To be done
Each record is to be printed again precisely as it reads.

Records provided
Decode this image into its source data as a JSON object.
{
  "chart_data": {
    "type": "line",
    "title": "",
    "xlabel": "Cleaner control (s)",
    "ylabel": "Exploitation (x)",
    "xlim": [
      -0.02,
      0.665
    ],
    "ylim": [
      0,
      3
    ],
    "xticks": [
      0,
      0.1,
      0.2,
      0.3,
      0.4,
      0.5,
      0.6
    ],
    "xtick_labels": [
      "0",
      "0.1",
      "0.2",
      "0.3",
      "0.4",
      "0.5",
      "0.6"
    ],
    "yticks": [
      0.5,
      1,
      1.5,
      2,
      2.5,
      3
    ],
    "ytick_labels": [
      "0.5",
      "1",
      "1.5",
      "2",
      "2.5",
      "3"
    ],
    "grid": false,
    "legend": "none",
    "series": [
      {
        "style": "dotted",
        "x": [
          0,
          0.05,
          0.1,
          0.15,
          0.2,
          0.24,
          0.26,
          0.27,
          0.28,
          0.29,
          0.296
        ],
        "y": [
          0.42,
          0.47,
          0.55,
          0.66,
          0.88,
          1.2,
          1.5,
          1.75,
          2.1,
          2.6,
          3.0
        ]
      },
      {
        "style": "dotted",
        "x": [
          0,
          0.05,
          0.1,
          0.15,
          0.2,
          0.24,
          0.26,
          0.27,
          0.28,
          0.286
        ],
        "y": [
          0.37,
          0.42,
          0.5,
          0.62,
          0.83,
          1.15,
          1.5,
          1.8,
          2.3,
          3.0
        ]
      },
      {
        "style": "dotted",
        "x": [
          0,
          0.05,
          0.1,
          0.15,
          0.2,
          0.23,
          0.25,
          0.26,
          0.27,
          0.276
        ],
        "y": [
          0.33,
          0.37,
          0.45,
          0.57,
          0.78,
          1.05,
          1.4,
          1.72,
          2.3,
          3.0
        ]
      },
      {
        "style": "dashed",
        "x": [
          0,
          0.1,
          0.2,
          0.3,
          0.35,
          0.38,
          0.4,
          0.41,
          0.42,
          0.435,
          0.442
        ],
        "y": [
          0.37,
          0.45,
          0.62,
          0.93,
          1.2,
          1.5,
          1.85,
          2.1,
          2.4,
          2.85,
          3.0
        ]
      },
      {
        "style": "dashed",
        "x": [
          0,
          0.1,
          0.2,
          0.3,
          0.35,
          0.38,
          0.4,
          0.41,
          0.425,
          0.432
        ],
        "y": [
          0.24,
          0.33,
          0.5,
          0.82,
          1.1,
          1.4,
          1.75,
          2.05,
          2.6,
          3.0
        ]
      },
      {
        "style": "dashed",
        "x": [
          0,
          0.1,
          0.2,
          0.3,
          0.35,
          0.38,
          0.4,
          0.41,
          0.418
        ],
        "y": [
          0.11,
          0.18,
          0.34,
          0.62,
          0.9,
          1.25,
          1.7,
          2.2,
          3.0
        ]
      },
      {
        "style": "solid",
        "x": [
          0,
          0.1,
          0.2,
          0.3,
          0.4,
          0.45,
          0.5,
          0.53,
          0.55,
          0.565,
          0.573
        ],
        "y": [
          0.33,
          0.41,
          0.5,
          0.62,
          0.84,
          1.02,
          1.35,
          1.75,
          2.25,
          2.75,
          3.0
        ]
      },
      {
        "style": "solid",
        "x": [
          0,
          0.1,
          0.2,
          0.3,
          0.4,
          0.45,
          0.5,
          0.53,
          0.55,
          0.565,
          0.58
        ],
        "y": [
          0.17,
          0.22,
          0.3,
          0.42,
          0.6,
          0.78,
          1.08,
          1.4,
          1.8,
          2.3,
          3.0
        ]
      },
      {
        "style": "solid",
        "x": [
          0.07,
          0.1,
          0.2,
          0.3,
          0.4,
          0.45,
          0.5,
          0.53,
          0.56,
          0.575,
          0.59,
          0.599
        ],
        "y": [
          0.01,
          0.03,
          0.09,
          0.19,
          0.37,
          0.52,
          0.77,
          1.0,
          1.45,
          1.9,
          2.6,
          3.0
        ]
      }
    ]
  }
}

Response to the exercise
Decode this image into its source data as a JSON object.
{
  "chart_data": {
    "type": "line",
    "title": "",
    "xlabel": "Cleaner control (s)",
    "ylabel": "Exploitation (x)",
    "xlim": [
      -0.02,
      0.665
    ],
    "ylim": [
      0,
      3
    ],
    "xticks": [
      0,
      0.1,
      0.2,
      0.3,
      0.4,
      0.5,
      0.6
    ],
    "xtick_labels": [
      "0",
      "0.1",
      "0.2",
      "0.3",
      "0.4",
      "0.5",
      "0.6"
    ],
    "yticks": [
      0.5,
      1,
      1.5,
      2,
      2.5,
      3
    ],
    "ytick_labels": [
      "0.5",
      "1",
      "1.5",
      "2",
      "2.5",
      "3"
    ],
    "grid": false,
    "legend": "none",
    "series": [
      {
        "style": "dotted",
        "x": [
          0,
          0.05,
          0.1,
          0.15,
          0.2,
          0.24,
          0.26,
          0.27,
          0.28,
          0.29,
          0.296
        ],
        "y": [
          0.42,
          0.47,
          0.55,
          0.66,
          0.88,
          1.2,
          1.5,
          1.75,
          2.1,
          2.6,
          3.0
        ]
      },
      {
        "style": "dotted",
        "x": [
          0,
          0.05,
          0.1,
          0.15,
          0.2,
          0.24,
          0.26,
          0.27,
          0.28,
          0.286
        ],
        "y": [
          0.37,
          0.42,
          0.5,
          0.62,
          0.83,
          1.15,
          1.5,
          1.8,
          2.3,
          3.0
        ]
      },
      {
        "style": "dotted",
        "x": [
          0,
          0.05,
          0.1,
          0.15,
          0.2,
          0.23,
          0.25,
          0.26,
          0.27,
          0.276
        ],
        "y": [
          0.33,
          0.37,
          0.45,
          0.57,
          0.78,
          1.05,
          1.4,
          1.72,
          2.3,
          3.0
        ]
      },
      {
        "style": "dashed",
        "x": [
          0,
          0.1,
          0.2,
          0.3,
          0.35,
          0.38,
          0.4,
          0.41,
          0.42,
          0.435,
          0.442
        ],
        "y": [
          0.37,
          0.45,
          0.62,
          0.93,
          1.2,
          1.5,
          1.85,
          2.1,
          2.4,
          2.85,
          3.0
        ]
      },
      {
        "style": "dashed",
        "x": [
          0,
          0.1,
          0.2,
          0.3,
          0.35,
          0.38,
          0.4,
          0.41,
          0.425,
          0.432
        ],
        "y": [
          0.24,
          0.33,
          0.5,
          0.82,
          1.1,
          1.4,
          1.75,
          2.05,
          2.6,
          3.0
        ]
      },
      {
        "style": "dashed",
        "x": [
          0,
          0.1,
          0.2,
          0.3,
          0.35,
          0.38,
          0.4,
          0.41,
          0.418
        ],
        "y": [
          0.11,
          0.18,
          0.34,
          0.62,
          0.9,
          1.25,
          1.7,
          2.2,
          3.0
        ]
      },
      {
        "style": "solid",
        "x": [
          0,
          0.1,
          0.2,
          0.3,
          0.4,
          0.45,
          0.5,
          0.53,
          0.55,
          0.565,
          0.573
        ],
        "y": [
          0.33,
          0.41,
          0.5,
          0.62,
          0.84,
          1.02,
          1.35,
          1.75,
          2.25,
          2.75,
          3.0
        ]
      },
      {
        "style": "solid",
        "x": [
          0,
          0.1,
          0.2,
          0.3,
          0.4,
          0.45,
          0.5,
          0.53,
          0.55,
          0.565,
          0.58
        ],
        "y": [
          0.17,
          0.22,
          0.3,
          0.42,
          0.6,
          0.78,
          1.08,
          1.4,
          1.8,
          2.3,
          3.0
        ]
      },
      {
        "style": "solid",
        "x": [
          0.07,
          0.1,
          0.2,
          0.3,
          0.4,
          0.45,
          0.5,
          0.53,
          0.56,
          0.575,
          0.59,
          0.599
        ],
        "y": [
          0.01,
          0.03,
          0.09,
          0.19,
          0.37,
          0.52,
          0.77,
          1.0,
          1.45,
          1.9,
          2.6,
          3.0
        ]
      }
    ]
  }
}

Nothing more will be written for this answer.